Aim of the exercise: From the entries that follow, gather each line holding the word "PopulaRise".

Dataset records:
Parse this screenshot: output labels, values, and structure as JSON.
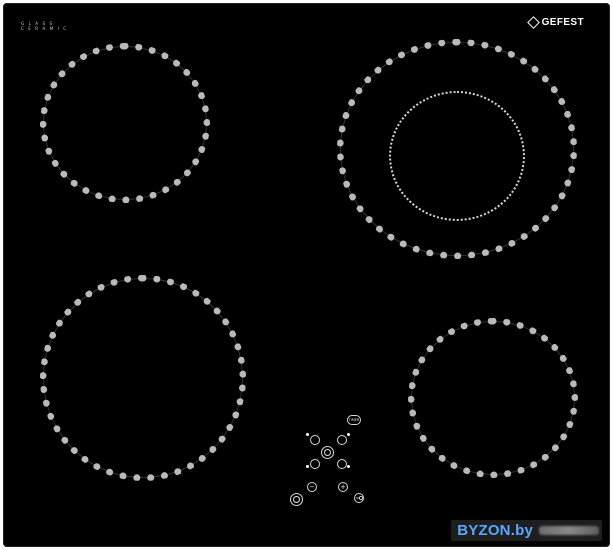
{
  "product": {
    "brand": "GEFEST",
    "glass_label_line1": "G L A S S",
    "glass_label_line2": "C E R A M I C"
  },
  "zones": [
    {
      "name": "back-left",
      "type": "single"
    },
    {
      "name": "back-right",
      "type": "dual"
    },
    {
      "name": "front-left",
      "type": "single"
    },
    {
      "name": "front-right",
      "type": "single"
    }
  ],
  "controls": {
    "timer_label": "TIMER",
    "minus_symbol": "−",
    "plus_symbol": "+",
    "power_icon": "power-icon",
    "lock_icon": "key-lock-icon",
    "select_icon": "zone-select-icon"
  },
  "watermark": {
    "text": "BYZON.by"
  },
  "colors": {
    "glass": "#000000",
    "ring": "#b9b9b9",
    "watermark": "#5aa7ff"
  }
}
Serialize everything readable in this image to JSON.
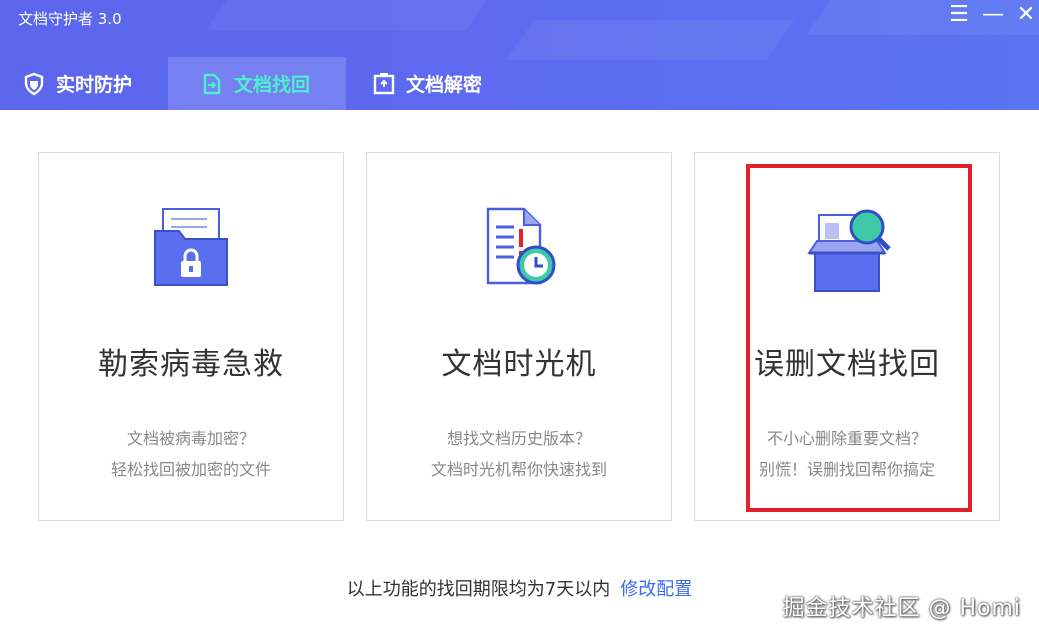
{
  "window": {
    "title": "文档守护者 3.0",
    "controls": [
      "menu-icon",
      "minimize-icon",
      "close-icon"
    ]
  },
  "tabs": [
    {
      "label": "实时防护",
      "icon": "shield-icon",
      "active": false
    },
    {
      "label": "文档找回",
      "icon": "document-recover-icon",
      "active": true
    },
    {
      "label": "文档解密",
      "icon": "document-decrypt-icon",
      "active": false
    }
  ],
  "cards": [
    {
      "title": "勒索病毒急救",
      "desc1": "文档被病毒加密？",
      "desc2": "轻松找回被加密的文件",
      "icon": "locked-folder-icon"
    },
    {
      "title": "文档时光机",
      "desc1": "想找文档历史版本？",
      "desc2": "文档时光机帮你快速找到",
      "icon": "document-clock-icon"
    },
    {
      "title": "误删文档找回",
      "desc1": "不小心删除重要文档？",
      "desc2": "别慌！误删找回帮你搞定",
      "icon": "box-search-icon"
    }
  ],
  "footer": {
    "text": "以上功能的找回期限均为7天以内",
    "link": "修改配置"
  },
  "watermark": "掘金技术社区 @ Homi",
  "colors": {
    "header": "#5b66ec",
    "active_tab_text": "#4cf0cf",
    "link": "#3a6cf2",
    "highlight": "#e3212a"
  }
}
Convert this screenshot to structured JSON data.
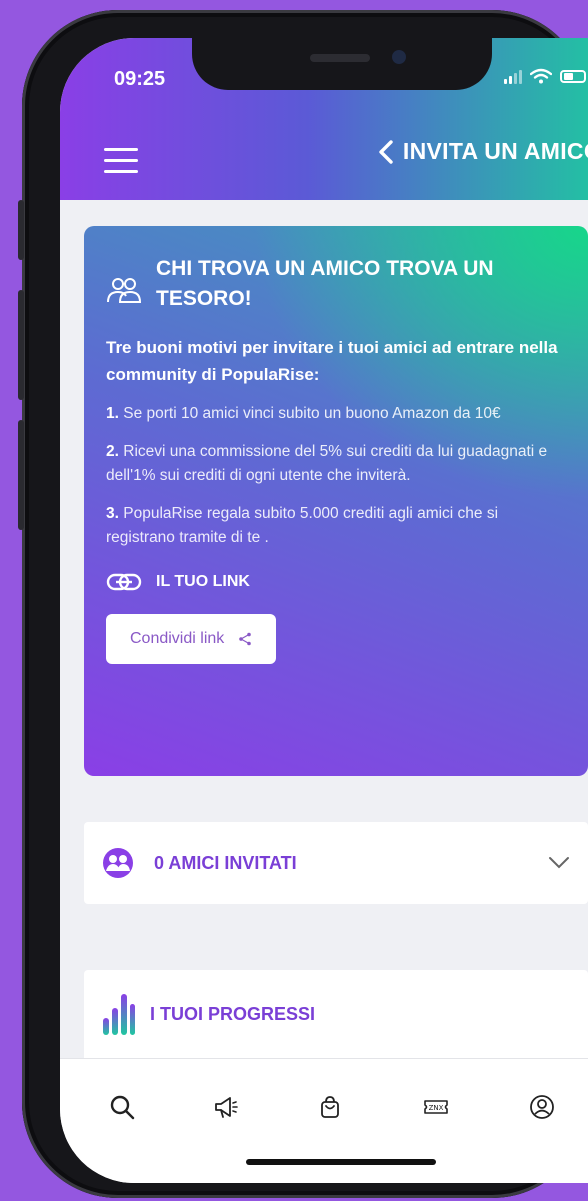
{
  "status_bar": {
    "time": "09:25"
  },
  "header": {
    "title": "INVITA UN AMICO!"
  },
  "invite_card": {
    "title": "CHI TROVA UN AMICO TROVA UN TESORO!",
    "intro": "Tre buoni motivi per invitare i tuoi amici ad entrare nella community di PopulaRise:",
    "reasons": [
      {
        "num": "1.",
        "text": "Se porti 10 amici vinci subito un buono Amazon da 10€"
      },
      {
        "num": "2.",
        "text": "Ricevi una commissione del 5% sui crediti da lui guadagnati e dell'1% sui crediti di ogni utente che inviterà."
      },
      {
        "num": "3.",
        "text": "PopulaRise regala subito 5.000 crediti agli amici che si registrano tramite di te ."
      }
    ],
    "link_label": "IL TUO LINK",
    "share_button": "Condividi link"
  },
  "friends": {
    "label": "0 AMICI INVITATI"
  },
  "progress": {
    "label": "I TUOI PROGRESSI"
  },
  "nav": [
    "search-icon",
    "megaphone-icon",
    "shopping-bag-icon",
    "ticket-icon",
    "profile-icon"
  ],
  "colors": {
    "accent": "#7a3fd6",
    "gradient_start": "#8a3fe6",
    "gradient_end": "#1fc7a0"
  }
}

Completed task:
    "intro": "Tre buoni motivi per invitare i tuoi amici ad entrare nella community di PopulaRise:",
        "text": "PopulaRise regala subito 5.000 crediti agli amici che si registrano tramite di te ."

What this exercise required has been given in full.